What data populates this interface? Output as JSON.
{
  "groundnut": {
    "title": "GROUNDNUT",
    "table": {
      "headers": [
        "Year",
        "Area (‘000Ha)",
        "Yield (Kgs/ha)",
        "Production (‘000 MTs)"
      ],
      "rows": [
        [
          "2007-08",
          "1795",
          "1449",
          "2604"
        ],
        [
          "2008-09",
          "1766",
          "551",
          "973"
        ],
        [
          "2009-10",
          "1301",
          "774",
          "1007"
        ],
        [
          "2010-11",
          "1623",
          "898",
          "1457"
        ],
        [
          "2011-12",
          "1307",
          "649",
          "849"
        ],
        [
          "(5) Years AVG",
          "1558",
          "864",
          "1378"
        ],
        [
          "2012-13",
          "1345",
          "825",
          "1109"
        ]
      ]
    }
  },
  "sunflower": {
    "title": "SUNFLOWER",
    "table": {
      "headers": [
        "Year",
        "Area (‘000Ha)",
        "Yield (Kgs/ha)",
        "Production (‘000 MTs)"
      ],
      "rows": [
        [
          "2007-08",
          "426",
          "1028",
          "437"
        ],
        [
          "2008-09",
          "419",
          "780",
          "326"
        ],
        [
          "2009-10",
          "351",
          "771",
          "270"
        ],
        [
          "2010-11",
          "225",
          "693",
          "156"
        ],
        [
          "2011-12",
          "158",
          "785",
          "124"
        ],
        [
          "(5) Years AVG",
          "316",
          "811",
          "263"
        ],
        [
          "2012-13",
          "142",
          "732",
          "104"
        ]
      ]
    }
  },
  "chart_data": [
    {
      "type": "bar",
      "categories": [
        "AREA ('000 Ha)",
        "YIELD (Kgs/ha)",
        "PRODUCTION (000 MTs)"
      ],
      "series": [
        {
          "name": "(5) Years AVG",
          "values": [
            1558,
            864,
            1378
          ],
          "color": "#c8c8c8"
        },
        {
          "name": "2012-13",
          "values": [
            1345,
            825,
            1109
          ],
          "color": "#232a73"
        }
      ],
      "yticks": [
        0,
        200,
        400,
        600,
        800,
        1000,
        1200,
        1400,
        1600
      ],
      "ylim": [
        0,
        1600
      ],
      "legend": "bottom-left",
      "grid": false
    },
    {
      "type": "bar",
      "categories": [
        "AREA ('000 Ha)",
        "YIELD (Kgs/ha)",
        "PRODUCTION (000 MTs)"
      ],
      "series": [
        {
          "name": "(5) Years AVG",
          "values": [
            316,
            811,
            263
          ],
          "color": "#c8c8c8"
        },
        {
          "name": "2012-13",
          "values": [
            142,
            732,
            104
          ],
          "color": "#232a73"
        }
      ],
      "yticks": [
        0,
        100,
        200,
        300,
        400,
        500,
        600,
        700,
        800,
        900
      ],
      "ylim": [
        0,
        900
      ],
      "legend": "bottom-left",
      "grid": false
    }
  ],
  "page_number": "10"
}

..............................

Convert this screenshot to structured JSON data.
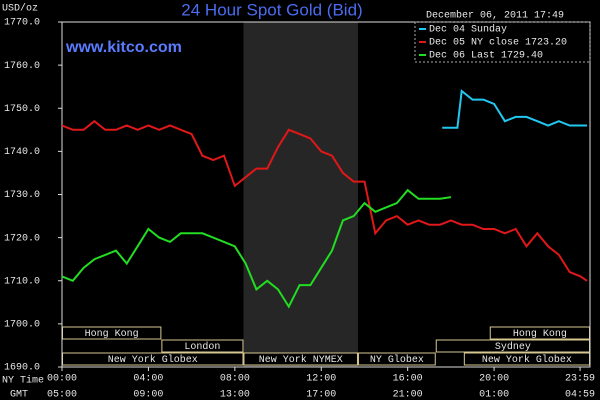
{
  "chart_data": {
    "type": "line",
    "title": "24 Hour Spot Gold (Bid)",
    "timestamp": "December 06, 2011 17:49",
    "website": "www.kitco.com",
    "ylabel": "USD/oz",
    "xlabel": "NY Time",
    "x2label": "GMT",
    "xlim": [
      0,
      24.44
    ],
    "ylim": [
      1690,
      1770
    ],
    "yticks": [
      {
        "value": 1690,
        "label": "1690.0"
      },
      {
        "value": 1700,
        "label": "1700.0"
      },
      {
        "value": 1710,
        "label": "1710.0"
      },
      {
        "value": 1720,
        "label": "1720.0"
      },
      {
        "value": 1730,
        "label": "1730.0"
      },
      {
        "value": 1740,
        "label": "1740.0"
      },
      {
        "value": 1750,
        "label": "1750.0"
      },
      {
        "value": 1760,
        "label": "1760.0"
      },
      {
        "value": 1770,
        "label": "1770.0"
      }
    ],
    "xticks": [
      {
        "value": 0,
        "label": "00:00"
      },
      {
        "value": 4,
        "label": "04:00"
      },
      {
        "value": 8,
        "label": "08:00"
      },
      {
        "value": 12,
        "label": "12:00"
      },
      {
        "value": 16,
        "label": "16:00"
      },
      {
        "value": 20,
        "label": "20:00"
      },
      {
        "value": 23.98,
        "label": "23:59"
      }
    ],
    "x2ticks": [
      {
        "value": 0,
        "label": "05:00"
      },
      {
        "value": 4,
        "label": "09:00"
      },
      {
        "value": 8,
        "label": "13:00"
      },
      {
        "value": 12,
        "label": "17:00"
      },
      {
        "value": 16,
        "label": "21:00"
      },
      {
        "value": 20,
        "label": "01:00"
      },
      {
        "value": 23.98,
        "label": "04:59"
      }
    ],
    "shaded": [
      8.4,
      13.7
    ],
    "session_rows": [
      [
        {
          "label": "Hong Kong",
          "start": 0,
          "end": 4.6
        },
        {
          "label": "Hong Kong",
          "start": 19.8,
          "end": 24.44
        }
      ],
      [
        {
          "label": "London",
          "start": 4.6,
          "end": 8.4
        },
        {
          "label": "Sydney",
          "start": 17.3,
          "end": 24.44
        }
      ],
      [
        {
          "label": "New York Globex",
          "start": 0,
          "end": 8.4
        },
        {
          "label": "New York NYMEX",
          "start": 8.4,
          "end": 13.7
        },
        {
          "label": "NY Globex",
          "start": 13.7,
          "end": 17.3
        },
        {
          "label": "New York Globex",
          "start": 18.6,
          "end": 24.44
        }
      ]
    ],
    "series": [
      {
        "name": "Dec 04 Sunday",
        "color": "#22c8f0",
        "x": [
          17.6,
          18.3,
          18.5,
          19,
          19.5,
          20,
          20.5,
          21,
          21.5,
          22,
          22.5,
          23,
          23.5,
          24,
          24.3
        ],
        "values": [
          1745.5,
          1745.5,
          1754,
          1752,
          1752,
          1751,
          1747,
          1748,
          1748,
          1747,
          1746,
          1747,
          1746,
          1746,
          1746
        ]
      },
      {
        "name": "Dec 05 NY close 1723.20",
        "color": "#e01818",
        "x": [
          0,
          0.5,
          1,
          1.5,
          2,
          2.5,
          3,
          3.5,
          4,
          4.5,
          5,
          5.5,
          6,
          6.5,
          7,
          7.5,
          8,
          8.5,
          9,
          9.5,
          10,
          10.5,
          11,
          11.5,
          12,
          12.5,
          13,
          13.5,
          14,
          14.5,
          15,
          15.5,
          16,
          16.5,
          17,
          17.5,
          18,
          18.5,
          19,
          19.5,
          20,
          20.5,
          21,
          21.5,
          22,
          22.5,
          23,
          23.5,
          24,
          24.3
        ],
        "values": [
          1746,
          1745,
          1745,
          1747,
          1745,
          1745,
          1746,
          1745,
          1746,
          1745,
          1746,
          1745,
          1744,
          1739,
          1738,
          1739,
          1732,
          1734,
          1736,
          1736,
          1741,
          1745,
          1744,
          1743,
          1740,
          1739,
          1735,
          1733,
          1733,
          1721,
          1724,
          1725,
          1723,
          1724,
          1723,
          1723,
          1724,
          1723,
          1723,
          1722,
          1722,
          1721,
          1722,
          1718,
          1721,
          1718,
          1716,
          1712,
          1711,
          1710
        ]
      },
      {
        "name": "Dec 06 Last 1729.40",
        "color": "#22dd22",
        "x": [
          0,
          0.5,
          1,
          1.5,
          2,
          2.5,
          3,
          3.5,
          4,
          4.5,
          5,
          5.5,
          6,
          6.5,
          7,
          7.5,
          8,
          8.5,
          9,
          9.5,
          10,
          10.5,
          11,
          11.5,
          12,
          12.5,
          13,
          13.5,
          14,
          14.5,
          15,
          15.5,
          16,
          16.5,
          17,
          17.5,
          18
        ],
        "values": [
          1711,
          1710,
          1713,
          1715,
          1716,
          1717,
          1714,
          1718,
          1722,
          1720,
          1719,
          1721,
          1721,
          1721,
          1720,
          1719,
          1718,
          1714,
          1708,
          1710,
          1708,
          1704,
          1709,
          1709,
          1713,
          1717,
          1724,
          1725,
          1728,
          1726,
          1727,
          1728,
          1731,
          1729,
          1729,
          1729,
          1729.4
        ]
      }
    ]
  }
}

..............................

- _TASK GOAL_:
From the records above, report the count of lines containing "title" and nothing more.

- _EXERCISE SOLUTION_:
3